Data listing:

::::

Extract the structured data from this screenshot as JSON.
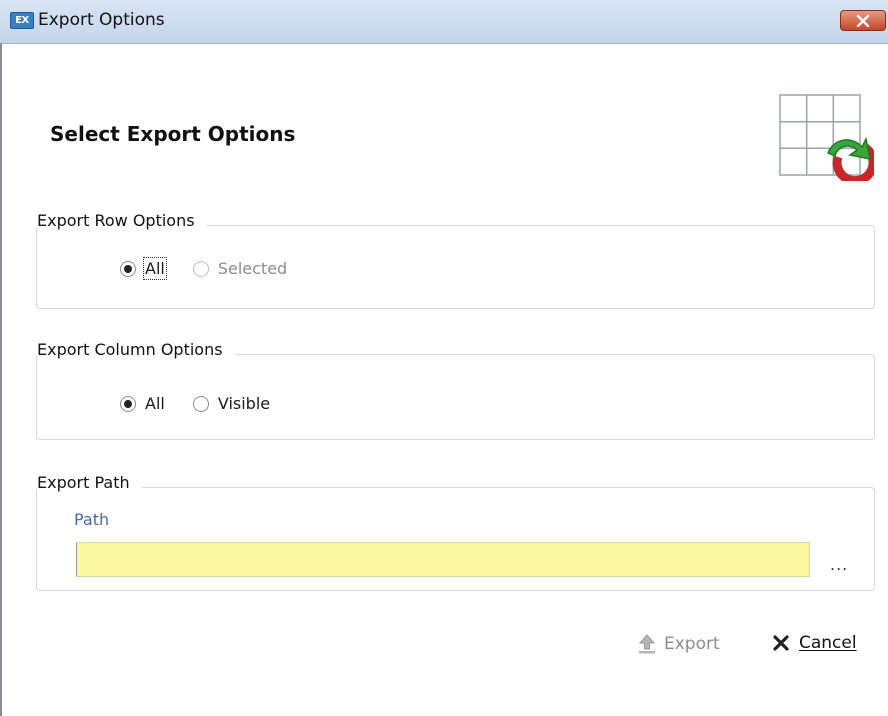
{
  "window": {
    "title": "Export Options",
    "app_icon_text": "EX"
  },
  "header": {
    "heading": "Select Export Options"
  },
  "row_options": {
    "legend": "Export Row Options",
    "options": [
      {
        "label": "All",
        "checked": true,
        "enabled": true
      },
      {
        "label": "Selected",
        "checked": false,
        "enabled": false
      }
    ]
  },
  "column_options": {
    "legend": "Export Column Options",
    "options": [
      {
        "label": "All",
        "checked": true,
        "enabled": true
      },
      {
        "label": "Visible",
        "checked": false,
        "enabled": true
      }
    ]
  },
  "export_path": {
    "legend": "Export Path",
    "field_label": "Path",
    "value": "",
    "browse_label": "..."
  },
  "footer": {
    "export_label": "Export",
    "cancel_label": "Cancel"
  },
  "colors": {
    "path_field_bg": "#fbf6a0",
    "titlebar": "#c5d5ea",
    "close_button": "#c6452a"
  }
}
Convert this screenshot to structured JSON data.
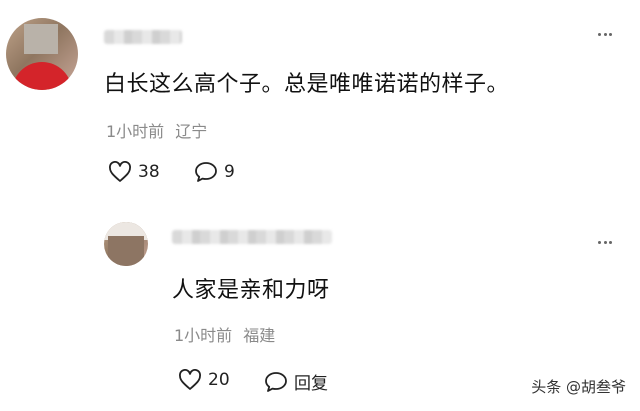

::::

■ The task ■
Pick out lines containing the word "structured", each one as written.

■ Response to this exercise ■
Extract the structured data from this screenshot as JSON.
Convert this screenshot to structured JSON data.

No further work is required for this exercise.